» Task requirements: Please copy out each line in the records below that contains the string "boxes".

» Data:
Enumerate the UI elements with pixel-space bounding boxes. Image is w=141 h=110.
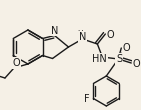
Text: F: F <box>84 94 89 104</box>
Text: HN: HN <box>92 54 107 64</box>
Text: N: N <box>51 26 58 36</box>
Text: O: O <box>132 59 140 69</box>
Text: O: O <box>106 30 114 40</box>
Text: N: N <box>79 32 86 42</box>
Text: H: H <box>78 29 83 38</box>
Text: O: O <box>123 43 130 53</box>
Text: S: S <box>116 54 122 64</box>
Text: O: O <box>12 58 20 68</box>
* * *
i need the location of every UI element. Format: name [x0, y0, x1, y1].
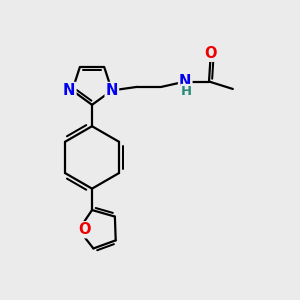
...
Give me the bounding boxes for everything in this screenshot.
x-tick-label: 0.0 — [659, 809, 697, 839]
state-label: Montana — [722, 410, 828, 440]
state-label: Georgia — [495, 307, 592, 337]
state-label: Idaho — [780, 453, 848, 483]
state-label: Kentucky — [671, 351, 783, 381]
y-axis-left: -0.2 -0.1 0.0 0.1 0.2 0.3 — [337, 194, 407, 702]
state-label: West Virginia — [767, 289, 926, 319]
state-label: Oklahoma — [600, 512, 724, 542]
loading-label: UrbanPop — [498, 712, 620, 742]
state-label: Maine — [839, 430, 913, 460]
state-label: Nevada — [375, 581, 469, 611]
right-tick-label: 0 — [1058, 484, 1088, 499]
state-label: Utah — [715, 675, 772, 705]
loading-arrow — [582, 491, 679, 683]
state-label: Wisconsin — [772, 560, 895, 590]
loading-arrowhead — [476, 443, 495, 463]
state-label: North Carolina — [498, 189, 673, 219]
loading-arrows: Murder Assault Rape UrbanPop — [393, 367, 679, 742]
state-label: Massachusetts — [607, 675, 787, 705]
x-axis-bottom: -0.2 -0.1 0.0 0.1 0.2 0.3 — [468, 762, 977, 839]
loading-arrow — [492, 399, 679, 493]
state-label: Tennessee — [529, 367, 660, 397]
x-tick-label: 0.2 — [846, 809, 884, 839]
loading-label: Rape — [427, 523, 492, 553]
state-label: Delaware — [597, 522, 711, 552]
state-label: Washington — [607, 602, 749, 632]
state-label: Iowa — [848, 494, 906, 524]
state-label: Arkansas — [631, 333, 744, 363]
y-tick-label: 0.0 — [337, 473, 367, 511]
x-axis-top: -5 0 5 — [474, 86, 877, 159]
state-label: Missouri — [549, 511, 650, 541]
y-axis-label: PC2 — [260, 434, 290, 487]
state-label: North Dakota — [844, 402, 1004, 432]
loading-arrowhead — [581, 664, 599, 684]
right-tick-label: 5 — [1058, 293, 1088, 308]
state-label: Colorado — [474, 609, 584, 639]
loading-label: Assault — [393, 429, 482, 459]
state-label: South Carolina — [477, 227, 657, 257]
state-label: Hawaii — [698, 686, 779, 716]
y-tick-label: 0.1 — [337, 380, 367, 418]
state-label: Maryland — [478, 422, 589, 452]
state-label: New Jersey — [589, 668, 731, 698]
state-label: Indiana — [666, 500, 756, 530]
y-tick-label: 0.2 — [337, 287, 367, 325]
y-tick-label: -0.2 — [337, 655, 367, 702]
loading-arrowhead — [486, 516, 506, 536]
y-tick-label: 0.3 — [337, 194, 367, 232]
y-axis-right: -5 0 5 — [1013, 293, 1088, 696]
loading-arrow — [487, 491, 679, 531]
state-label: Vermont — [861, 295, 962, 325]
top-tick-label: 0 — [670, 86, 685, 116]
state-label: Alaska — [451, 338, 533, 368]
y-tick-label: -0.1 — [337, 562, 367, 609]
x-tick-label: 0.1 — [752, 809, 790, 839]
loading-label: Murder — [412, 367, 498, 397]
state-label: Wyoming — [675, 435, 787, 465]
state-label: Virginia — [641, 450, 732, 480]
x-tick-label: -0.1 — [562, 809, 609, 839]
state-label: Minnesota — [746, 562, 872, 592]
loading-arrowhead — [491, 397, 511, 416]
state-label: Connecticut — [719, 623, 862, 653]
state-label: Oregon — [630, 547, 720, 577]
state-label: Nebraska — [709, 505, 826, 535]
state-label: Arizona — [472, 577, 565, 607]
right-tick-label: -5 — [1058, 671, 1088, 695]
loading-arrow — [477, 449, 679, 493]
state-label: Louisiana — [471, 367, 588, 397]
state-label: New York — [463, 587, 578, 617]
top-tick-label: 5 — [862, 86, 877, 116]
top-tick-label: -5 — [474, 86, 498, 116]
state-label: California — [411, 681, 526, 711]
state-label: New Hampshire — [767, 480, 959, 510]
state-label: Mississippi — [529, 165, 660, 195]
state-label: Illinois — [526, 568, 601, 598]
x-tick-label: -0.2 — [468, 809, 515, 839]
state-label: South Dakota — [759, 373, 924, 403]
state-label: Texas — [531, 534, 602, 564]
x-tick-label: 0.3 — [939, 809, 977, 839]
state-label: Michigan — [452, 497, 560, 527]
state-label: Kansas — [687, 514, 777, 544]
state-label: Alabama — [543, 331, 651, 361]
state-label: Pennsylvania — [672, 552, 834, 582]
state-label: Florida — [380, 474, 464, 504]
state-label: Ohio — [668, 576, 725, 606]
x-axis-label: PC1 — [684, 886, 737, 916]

» Exercise result:
Enumerate the UI elements with pixel-space bounding boxes. Image is w=141 h=110.
Give me the bounding boxes for everything in this screenshot.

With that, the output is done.